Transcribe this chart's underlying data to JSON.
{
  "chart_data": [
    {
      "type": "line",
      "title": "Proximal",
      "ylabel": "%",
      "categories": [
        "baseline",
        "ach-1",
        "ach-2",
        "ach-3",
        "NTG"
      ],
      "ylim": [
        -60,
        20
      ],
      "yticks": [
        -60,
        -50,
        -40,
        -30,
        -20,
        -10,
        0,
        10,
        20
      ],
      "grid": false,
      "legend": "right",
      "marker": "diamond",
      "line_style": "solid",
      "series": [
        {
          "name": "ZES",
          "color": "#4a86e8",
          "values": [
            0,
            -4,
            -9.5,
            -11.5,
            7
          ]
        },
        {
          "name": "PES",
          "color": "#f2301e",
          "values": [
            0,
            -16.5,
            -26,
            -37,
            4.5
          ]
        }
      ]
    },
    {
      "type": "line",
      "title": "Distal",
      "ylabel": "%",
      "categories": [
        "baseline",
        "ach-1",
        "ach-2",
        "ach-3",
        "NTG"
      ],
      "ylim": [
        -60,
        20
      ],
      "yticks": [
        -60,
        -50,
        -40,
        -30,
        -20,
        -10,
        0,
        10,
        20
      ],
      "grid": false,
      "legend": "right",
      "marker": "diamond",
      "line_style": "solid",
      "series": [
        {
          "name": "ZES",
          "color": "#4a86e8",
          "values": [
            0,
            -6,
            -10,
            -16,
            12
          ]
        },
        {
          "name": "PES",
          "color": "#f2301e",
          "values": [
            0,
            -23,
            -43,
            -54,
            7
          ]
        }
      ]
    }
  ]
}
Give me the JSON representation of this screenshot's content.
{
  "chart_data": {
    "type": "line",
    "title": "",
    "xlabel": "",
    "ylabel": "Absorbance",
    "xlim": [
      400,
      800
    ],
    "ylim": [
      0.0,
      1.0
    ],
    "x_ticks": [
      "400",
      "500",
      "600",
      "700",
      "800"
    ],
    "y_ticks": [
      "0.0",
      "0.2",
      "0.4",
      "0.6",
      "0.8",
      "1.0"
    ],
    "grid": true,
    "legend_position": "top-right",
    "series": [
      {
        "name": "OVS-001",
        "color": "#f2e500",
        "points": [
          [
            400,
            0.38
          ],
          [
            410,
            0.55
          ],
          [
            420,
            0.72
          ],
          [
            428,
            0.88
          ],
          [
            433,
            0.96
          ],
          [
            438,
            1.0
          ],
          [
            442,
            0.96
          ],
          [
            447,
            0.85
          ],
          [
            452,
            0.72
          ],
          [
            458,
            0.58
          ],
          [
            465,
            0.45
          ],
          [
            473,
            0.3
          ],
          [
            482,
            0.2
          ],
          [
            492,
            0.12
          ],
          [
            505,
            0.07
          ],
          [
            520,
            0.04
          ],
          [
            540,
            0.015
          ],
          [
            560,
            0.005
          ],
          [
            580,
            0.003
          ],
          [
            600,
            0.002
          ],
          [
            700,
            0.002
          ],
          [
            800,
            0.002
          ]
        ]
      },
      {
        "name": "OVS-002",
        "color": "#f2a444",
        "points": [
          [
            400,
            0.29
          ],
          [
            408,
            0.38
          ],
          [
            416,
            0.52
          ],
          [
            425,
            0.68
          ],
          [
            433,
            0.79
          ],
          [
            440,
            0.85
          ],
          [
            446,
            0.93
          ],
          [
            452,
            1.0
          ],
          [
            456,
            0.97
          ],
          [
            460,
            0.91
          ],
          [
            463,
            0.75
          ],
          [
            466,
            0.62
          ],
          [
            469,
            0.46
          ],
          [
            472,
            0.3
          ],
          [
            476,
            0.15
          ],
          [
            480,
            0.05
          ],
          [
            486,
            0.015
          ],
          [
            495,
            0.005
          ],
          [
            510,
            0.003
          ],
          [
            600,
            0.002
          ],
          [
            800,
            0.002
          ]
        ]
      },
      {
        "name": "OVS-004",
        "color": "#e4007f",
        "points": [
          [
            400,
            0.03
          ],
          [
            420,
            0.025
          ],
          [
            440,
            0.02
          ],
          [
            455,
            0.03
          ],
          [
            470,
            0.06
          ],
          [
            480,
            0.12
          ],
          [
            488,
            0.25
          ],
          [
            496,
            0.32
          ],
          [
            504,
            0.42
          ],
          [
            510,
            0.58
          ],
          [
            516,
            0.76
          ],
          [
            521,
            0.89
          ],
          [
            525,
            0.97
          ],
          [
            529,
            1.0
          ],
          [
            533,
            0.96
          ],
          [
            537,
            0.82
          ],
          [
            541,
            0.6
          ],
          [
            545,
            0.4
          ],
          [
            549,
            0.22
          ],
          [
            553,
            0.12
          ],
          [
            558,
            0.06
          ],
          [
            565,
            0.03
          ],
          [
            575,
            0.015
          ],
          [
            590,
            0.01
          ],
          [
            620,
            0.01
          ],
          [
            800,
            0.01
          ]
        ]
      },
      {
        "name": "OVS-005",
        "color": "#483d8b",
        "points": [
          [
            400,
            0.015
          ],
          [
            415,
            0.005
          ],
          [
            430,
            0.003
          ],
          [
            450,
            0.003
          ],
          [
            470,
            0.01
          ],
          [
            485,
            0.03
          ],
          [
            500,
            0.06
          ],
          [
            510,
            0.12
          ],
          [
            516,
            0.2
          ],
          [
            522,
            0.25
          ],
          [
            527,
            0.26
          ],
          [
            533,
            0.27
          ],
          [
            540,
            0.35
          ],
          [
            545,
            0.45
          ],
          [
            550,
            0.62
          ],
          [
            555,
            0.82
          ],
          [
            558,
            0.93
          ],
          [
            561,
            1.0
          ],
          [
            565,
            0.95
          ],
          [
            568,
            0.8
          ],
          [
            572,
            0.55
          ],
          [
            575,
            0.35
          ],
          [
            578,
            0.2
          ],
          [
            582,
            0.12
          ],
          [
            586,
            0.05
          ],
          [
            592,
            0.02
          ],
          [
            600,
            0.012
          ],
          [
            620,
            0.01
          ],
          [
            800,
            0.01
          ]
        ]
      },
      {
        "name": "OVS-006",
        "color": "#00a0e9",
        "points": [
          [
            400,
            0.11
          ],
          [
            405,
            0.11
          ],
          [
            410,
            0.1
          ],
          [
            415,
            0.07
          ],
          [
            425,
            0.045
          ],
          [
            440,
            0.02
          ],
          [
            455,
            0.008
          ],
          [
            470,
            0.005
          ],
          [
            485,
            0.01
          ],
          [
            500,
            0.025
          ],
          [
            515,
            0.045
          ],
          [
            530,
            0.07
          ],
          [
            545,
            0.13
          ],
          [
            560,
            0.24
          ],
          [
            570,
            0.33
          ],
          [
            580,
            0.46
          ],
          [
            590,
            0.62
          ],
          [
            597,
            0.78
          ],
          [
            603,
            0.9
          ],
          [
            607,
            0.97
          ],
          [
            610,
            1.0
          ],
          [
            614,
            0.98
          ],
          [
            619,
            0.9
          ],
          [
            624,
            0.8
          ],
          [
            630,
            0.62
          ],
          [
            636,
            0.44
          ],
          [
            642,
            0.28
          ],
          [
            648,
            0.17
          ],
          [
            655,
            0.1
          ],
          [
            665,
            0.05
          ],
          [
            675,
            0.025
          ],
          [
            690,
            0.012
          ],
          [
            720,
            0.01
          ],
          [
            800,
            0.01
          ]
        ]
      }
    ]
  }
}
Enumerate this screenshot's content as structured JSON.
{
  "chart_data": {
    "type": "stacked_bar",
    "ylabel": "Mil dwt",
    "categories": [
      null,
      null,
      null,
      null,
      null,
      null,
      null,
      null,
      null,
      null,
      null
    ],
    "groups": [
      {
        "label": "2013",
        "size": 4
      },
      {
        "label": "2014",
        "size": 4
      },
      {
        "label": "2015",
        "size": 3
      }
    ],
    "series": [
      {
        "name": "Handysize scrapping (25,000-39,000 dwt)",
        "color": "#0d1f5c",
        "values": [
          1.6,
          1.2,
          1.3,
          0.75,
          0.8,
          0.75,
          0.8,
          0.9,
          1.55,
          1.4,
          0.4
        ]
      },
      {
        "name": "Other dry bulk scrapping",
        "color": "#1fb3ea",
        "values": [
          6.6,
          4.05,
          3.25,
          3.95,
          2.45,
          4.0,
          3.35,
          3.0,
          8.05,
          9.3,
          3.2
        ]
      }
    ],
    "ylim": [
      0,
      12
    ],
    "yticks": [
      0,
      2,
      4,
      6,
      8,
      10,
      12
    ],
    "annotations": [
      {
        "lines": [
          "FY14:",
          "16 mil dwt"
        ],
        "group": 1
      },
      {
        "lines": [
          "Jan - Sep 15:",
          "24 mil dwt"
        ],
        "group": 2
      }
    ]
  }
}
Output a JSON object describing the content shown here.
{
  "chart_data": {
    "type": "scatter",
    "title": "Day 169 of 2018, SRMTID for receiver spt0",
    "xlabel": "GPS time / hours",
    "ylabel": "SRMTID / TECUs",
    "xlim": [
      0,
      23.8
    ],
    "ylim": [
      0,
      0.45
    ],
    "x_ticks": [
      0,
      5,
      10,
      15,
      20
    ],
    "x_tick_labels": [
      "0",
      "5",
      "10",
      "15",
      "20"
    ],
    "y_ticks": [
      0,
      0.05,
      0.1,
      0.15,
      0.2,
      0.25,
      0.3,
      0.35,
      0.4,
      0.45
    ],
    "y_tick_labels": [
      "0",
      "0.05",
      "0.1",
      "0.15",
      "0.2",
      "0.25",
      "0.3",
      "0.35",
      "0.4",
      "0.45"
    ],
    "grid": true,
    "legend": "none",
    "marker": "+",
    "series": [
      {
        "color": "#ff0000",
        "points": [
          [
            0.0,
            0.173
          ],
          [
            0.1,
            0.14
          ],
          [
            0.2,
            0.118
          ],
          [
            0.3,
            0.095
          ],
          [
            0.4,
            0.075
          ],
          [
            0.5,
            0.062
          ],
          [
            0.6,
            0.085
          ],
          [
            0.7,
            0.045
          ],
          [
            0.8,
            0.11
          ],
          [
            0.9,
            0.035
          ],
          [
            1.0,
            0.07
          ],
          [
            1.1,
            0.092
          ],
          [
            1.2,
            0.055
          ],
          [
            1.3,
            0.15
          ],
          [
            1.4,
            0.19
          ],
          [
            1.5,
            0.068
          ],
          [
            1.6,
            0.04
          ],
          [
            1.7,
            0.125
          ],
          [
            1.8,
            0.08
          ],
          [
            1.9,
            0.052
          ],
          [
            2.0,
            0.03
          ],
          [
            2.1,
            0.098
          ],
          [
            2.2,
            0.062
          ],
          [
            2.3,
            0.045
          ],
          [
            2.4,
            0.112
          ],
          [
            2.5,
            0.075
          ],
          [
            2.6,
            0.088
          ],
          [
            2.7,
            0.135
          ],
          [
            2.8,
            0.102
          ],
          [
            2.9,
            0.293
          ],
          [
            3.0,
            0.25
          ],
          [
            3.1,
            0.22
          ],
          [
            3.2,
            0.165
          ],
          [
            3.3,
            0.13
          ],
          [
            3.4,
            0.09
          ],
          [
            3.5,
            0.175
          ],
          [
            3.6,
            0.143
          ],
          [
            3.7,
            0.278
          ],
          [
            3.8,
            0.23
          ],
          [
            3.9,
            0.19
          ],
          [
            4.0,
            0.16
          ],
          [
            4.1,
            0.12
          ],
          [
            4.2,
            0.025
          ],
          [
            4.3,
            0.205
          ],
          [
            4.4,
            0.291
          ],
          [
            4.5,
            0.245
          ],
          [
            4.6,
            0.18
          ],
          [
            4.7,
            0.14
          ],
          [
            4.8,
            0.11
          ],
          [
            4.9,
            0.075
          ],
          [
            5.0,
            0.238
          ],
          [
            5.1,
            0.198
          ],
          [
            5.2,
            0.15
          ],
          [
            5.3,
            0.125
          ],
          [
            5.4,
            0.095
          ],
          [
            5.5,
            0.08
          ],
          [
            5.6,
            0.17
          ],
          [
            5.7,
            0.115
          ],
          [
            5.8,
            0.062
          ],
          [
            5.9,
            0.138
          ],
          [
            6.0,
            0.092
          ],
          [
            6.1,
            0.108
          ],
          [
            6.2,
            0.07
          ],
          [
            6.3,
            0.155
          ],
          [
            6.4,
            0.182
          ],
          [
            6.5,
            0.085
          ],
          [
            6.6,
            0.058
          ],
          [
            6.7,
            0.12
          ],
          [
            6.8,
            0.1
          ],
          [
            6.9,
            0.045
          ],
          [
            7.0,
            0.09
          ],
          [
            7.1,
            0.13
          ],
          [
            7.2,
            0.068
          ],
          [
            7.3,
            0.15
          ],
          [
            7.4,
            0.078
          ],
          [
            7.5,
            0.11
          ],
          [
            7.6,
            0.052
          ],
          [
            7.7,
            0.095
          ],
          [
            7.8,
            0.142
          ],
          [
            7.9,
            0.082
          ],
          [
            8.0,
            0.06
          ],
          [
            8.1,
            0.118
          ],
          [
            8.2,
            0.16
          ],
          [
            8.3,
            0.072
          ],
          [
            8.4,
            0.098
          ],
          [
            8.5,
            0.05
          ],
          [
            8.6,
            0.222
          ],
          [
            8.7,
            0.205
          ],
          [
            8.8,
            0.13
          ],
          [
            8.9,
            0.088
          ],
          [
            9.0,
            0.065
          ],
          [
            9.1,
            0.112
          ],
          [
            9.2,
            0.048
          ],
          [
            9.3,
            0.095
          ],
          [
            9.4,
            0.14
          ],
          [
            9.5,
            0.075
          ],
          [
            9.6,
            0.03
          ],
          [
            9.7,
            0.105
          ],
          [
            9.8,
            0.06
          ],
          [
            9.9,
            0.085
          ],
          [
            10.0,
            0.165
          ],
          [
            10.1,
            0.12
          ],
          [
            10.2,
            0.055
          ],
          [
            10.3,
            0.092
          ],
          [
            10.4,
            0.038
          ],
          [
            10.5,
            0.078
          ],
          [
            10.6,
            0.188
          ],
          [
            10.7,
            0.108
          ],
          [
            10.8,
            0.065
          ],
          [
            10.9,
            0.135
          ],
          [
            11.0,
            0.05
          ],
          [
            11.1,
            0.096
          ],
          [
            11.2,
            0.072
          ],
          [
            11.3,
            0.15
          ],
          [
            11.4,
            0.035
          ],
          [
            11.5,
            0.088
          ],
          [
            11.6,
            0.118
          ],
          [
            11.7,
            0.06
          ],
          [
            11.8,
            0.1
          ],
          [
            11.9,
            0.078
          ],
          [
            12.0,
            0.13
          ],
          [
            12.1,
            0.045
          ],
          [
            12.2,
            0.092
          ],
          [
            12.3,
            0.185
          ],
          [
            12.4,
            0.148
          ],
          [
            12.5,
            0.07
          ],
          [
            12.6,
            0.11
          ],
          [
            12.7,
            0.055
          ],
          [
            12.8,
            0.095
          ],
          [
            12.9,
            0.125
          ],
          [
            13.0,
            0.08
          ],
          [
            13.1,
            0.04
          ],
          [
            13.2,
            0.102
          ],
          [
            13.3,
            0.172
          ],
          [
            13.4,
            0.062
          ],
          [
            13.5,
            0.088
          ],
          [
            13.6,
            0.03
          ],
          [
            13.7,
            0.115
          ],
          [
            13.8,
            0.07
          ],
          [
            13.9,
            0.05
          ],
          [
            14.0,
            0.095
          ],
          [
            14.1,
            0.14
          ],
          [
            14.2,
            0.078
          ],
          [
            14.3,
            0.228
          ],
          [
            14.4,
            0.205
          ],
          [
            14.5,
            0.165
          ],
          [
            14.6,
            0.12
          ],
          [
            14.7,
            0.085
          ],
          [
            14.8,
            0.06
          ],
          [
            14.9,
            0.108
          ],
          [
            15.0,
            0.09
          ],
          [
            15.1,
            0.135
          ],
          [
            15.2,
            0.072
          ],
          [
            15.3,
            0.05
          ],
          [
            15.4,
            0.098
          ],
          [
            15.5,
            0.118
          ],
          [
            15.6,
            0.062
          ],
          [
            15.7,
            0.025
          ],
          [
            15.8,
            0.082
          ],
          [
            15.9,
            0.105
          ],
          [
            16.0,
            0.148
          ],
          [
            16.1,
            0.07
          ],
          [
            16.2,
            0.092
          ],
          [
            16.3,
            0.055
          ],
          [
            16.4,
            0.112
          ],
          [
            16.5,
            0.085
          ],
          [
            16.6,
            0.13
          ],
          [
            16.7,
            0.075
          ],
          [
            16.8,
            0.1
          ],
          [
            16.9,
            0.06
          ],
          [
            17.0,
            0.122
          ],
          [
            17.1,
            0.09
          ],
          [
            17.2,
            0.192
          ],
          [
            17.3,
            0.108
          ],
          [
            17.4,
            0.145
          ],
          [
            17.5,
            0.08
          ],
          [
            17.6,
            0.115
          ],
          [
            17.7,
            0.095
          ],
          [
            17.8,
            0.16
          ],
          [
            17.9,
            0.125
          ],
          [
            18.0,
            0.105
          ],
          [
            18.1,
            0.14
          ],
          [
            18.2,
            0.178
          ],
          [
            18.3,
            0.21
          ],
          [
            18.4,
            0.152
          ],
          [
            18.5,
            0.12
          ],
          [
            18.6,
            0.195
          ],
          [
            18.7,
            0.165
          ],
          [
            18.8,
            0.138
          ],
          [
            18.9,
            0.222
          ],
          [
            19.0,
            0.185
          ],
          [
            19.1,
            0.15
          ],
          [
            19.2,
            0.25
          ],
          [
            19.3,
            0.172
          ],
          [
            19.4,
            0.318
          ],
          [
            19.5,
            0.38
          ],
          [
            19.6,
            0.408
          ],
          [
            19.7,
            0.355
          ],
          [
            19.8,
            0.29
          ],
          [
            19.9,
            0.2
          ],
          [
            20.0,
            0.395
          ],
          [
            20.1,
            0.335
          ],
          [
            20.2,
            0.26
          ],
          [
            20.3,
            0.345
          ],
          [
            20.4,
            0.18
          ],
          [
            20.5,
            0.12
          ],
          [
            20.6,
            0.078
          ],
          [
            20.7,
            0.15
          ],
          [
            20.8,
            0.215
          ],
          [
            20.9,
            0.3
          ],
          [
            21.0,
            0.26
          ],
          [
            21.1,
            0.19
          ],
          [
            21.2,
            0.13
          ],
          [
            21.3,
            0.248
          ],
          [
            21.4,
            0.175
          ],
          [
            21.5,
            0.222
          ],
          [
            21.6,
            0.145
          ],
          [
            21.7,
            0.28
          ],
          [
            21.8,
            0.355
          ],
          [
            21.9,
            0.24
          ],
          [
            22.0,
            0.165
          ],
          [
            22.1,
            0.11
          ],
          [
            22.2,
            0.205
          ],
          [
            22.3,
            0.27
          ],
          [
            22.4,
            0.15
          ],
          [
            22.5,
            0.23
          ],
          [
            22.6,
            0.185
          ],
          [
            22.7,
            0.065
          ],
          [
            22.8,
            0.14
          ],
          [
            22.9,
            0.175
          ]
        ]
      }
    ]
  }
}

▬▬▬

TASK TO COMPLETE:
Report the number of lines in the entries above that include the string "this". Give nothing but the number.

THE REPLY:
3